Requirements ▸ Pick out every line holding the string "etários" and copy it.
== Available data ==
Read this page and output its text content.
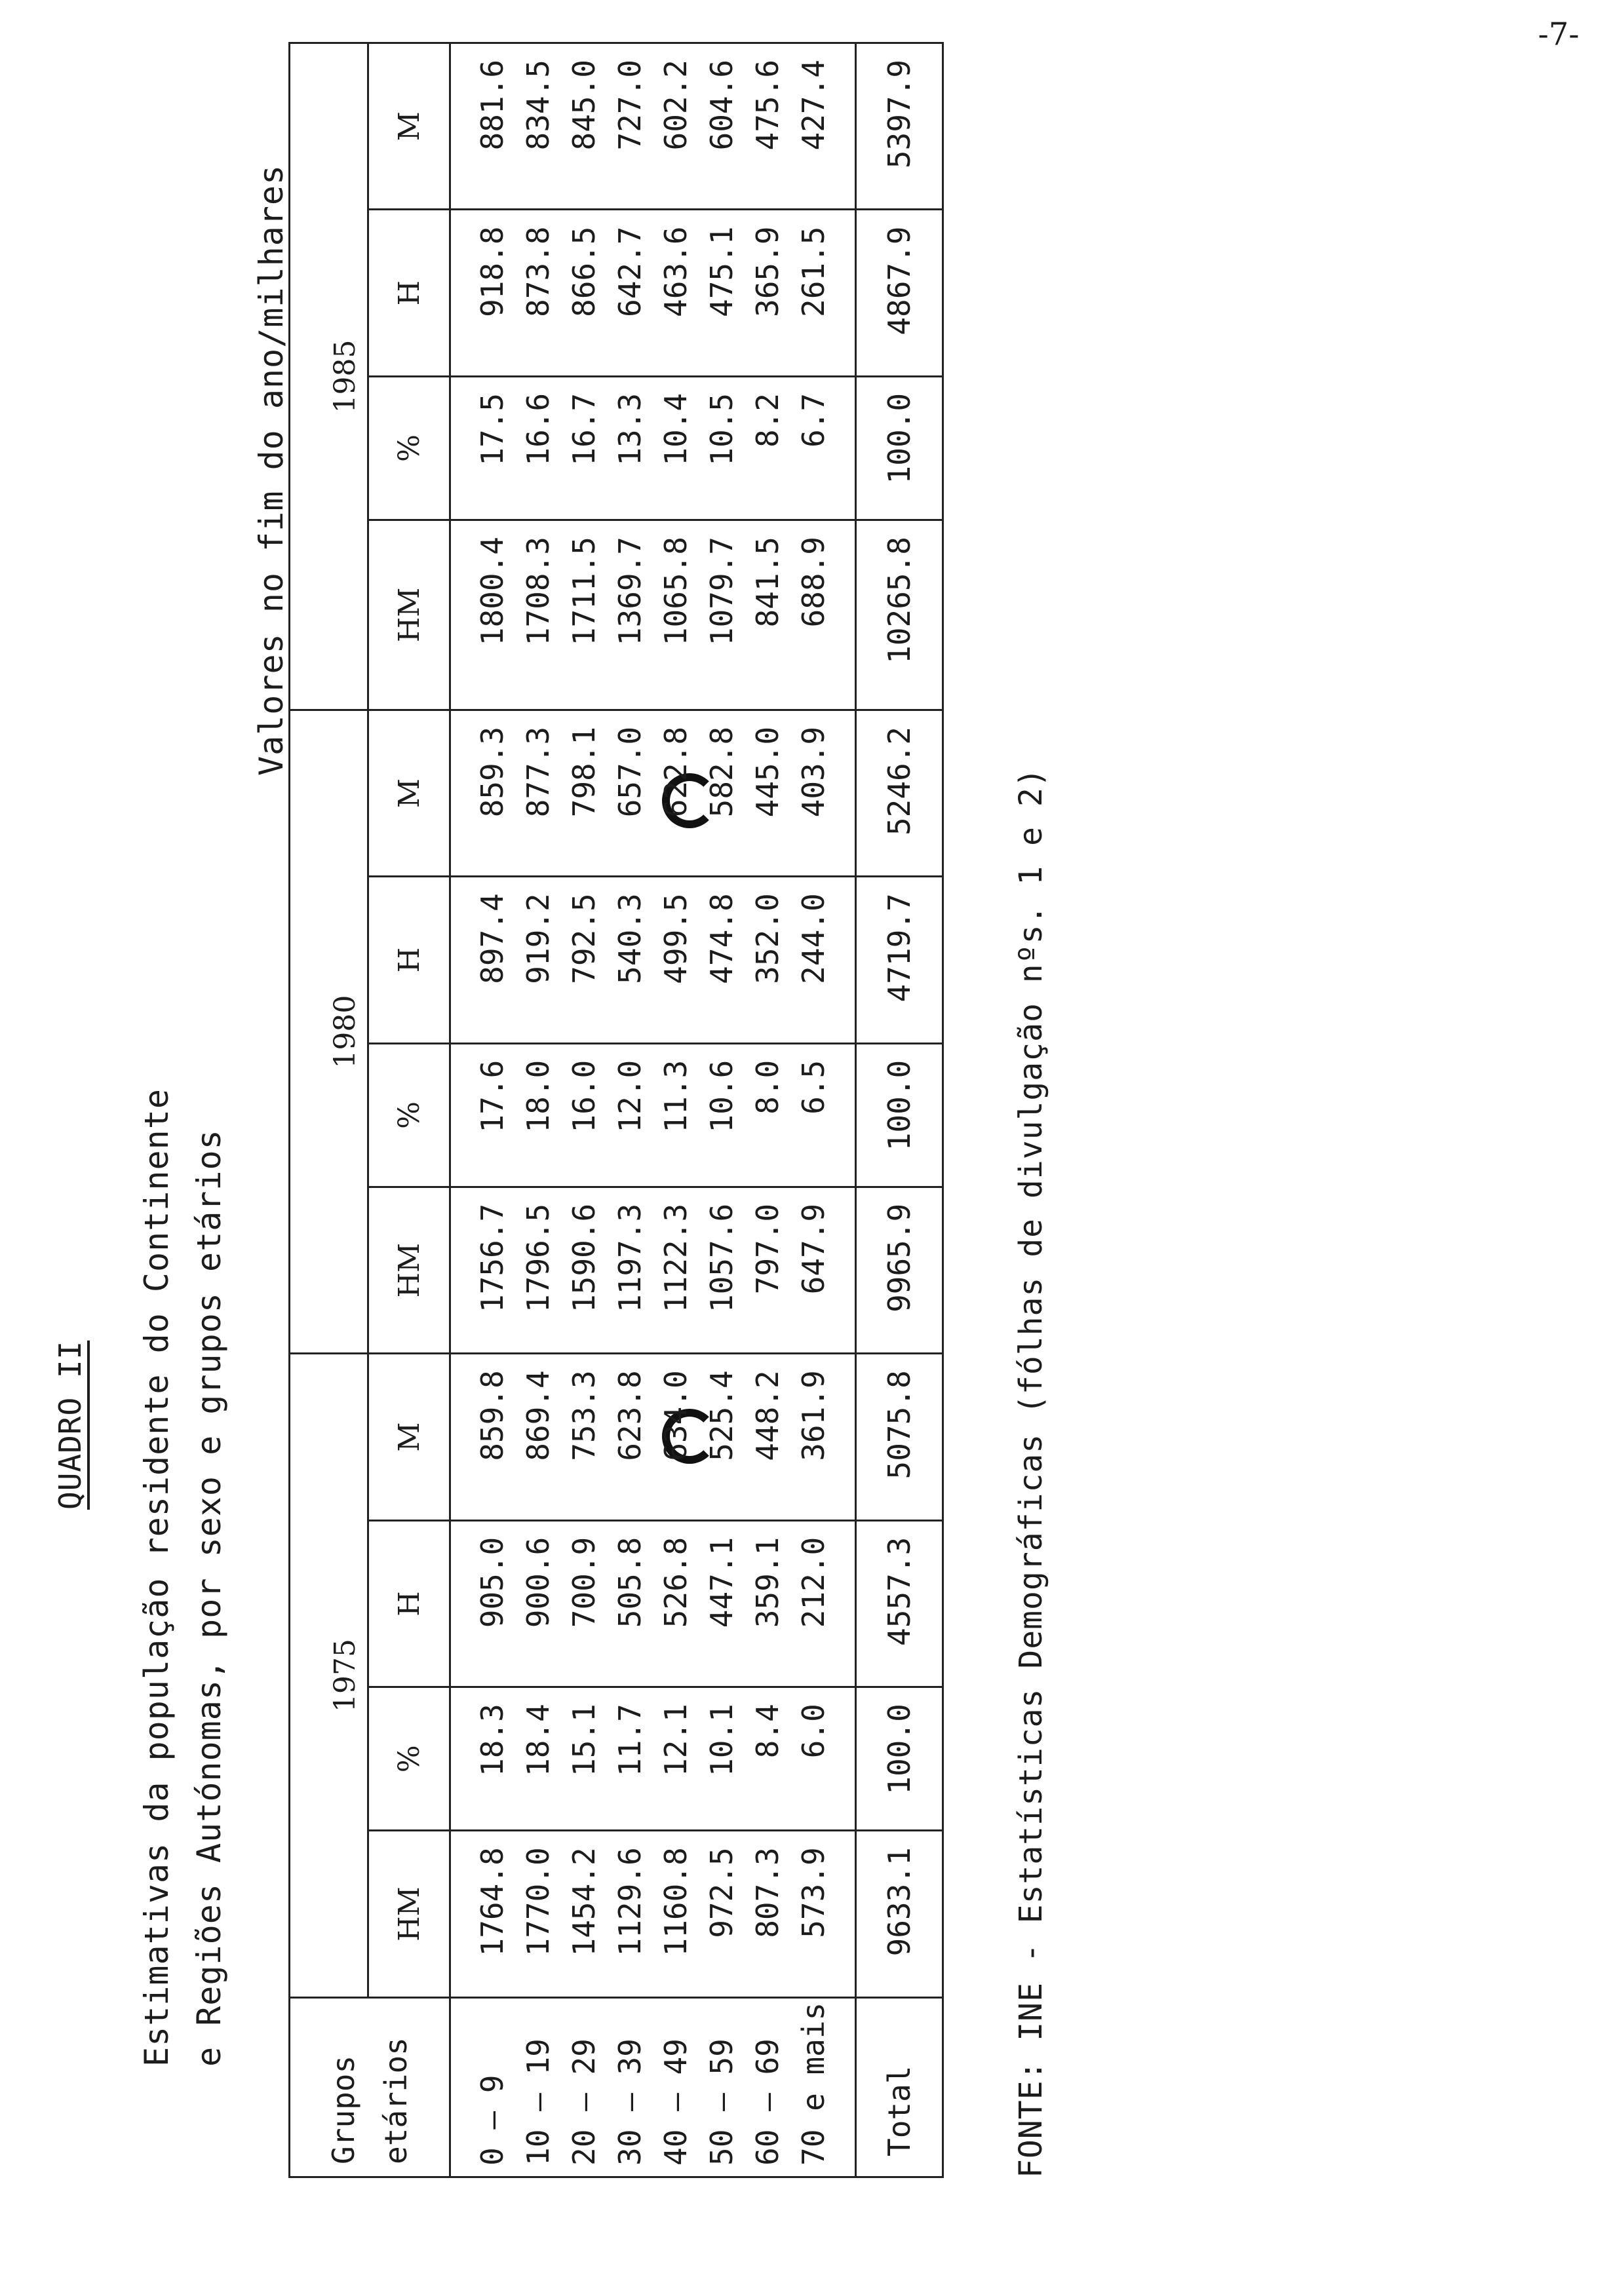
QUADRO II Estimativas da população residente do Continente e Regiões Autónomas, por sexo e grupos etários
Valores no fim do ano/milhares
Grupos etários	1975				1980				1985			
	HM	%	H	M	HM	%	H	M	HM	%	H	M
0 – 9	1764.8	18.3	905.0	859.8	1756.7	17.6	897.4	859.3	1800.4	17.5	918.8	881.6
10 – 19	1770.0	18.4	900.6	869.4	1796.5	18.0	919.2	877.3	1708.3	16.6	873.8	834.5
20 – 29	1454.2	15.1	700.9	753.3	1590.6	16.0	792.5	798.1	1711.5	16.7	866.5	845.0
30 – 39	1129.6	11.7	505.8	623.8	1197.3	12.0	540.3	657.0	1369.7	13.3	642.7	727.0
40 – 49	1160.8	12.1	526.8	634.0	1122.3	11.3	499.5	622.8	1065.8	10.4	463.6	602.2
50 – 59	972.5	10.1	447.1	525.4	1057.6	10.6	474.8	582.8	1079.7	10.5	475.1	604.6
60 – 69	807.3	8.4	359.1	448.2	797.0	8.0	352.0	445.0	841.5	8.2	365.9	475.6
70 e mais	573.9	6.0	212.0	361.9	647.9	6.5	244.0	403.9	688.9	6.7	261.5	427.4
Total	9633.1	100.0	4557.3	5075.8	9965.9	100.0	4719.7	5246.2	10265.8	100.0	4867.9	5397.9
FONTE: INE - Estatísticas Demográficas (fólhas de divulgação nºs. 1 e 2)
-7-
===
Answer in full ▸
QUADRO II Estimativas da população residente do Continente e Regiões Autónomas, por sexo e grupos etários
Grupos etários	1975				1980				1985			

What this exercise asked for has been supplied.